**MATERIAL PROVIDED:**

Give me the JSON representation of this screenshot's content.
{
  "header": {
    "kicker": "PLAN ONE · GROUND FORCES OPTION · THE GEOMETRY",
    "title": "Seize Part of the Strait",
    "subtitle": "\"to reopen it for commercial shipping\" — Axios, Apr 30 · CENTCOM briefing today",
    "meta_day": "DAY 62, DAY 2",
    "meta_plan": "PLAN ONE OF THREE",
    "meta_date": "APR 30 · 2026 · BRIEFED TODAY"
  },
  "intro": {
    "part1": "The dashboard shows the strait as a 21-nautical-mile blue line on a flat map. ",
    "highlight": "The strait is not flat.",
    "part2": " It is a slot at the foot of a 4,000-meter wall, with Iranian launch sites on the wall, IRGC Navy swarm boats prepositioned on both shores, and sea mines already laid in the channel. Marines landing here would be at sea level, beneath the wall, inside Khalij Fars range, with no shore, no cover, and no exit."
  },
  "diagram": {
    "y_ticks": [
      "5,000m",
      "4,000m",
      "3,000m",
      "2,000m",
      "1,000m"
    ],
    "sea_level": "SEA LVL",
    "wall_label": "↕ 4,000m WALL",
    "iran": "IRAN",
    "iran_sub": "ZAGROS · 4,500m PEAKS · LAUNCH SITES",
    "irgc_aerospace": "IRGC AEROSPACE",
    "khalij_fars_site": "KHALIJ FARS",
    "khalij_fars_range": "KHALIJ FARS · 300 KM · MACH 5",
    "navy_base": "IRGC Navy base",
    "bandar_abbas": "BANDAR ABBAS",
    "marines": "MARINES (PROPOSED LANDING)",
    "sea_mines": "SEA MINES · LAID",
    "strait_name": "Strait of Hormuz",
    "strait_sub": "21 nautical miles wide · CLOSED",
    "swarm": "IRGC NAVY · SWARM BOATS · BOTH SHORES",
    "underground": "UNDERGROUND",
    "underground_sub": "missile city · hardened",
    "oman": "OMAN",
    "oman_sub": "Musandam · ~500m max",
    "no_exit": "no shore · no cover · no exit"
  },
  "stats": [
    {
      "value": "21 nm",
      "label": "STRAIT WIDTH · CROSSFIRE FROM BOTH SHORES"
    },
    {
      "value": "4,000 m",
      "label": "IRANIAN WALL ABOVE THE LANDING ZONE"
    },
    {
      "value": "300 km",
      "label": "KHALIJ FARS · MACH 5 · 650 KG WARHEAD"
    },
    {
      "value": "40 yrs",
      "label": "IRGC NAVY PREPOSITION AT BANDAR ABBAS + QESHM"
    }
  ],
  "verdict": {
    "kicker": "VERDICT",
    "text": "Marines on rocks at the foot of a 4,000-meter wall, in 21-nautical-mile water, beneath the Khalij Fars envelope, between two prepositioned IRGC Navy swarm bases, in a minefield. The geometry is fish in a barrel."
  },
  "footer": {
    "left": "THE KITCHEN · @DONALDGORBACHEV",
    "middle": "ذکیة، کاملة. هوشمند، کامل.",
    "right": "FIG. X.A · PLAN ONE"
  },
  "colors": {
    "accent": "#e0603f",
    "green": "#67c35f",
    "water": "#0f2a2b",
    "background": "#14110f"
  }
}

**WORK TO DO:**
Reproduce the entries above exactly.

**FULL RESPONSE:**
Give me the JSON representation of this screenshot's content.
{
  "header": {
    "kicker": "PLAN ONE · GROUND FORCES OPTION · THE GEOMETRY",
    "title": "Seize Part of the Strait",
    "subtitle": "\"to reopen it for commercial shipping\" — Axios, Apr 30 · CENTCOM briefing today",
    "meta_day": "DAY 62, DAY 2",
    "meta_plan": "PLAN ONE OF THREE",
    "meta_date": "APR 30 · 2026 · BRIEFED TODAY"
  },
  "intro": {
    "part1": "The dashboard shows the strait as a 21-nautical-mile blue line on a flat map. ",
    "highlight": "The strait is not flat.",
    "part2": " It is a slot at the foot of a 4,000-meter wall, with Iranian launch sites on the wall, IRGC Navy swarm boats prepositioned on both shores, and sea mines already laid in the channel. Marines landing here would be at sea level, beneath the wall, inside Khalij Fars range, with no shore, no cover, and no exit."
  },
  "diagram": {
    "y_ticks": [
      "5,000m",
      "4,000m",
      "3,000m",
      "2,000m",
      "1,000m"
    ],
    "sea_level": "SEA LVL",
    "wall_label": "↕ 4,000m WALL",
    "iran": "IRAN",
    "iran_sub": "ZAGROS · 4,500m PEAKS · LAUNCH SITES",
    "irgc_aerospace": "IRGC AEROSPACE",
    "khalij_fars_site": "KHALIJ FARS",
    "khalij_fars_range": "KHALIJ FARS · 300 KM · MACH 5",
    "navy_base": "IRGC Navy base",
    "bandar_abbas": "BANDAR ABBAS",
    "marines": "MARINES (PROPOSED LANDING)",
    "sea_mines": "SEA MINES · LAID",
    "strait_name": "Strait of Hormuz",
    "strait_sub": "21 nautical miles wide · CLOSED",
    "swarm": "IRGC NAVY · SWARM BOATS · BOTH SHORES",
    "underground": "UNDERGROUND",
    "underground_sub": "missile city · hardened",
    "oman": "OMAN",
    "oman_sub": "Musandam · ~500m max",
    "no_exit": "no shore · no cover · no exit"
  },
  "stats": [
    {
      "value": "21 nm",
      "label": "STRAIT WIDTH · CROSSFIRE FROM BOTH SHORES"
    },
    {
      "value": "4,000 m",
      "label": "IRANIAN WALL ABOVE THE LANDING ZONE"
    },
    {
      "value": "300 km",
      "label": "KHALIJ FARS · MACH 5 · 650 KG WARHEAD"
    },
    {
      "value": "40 yrs",
      "label": "IRGC NAVY PREPOSITION AT BANDAR ABBAS + QESHM"
    }
  ],
  "verdict": {
    "kicker": "VERDICT",
    "text": "Marines on rocks at the foot of a 4,000-meter wall, in 21-nautical-mile water, beneath the Khalij Fars envelope, between two prepositioned IRGC Navy swarm bases, in a minefield. The geometry is fish in a barrel."
  },
  "footer": {
    "left": "THE KITCHEN · @DONALDGORBACHEV",
    "middle": "ذکیة، کاملة. هوشمند، کامل.",
    "right": "FIG. X.A · PLAN ONE"
  },
  "colors": {
    "accent": "#e0603f",
    "green": "#67c35f",
    "water": "#0f2a2b",
    "background": "#14110f"
  }
}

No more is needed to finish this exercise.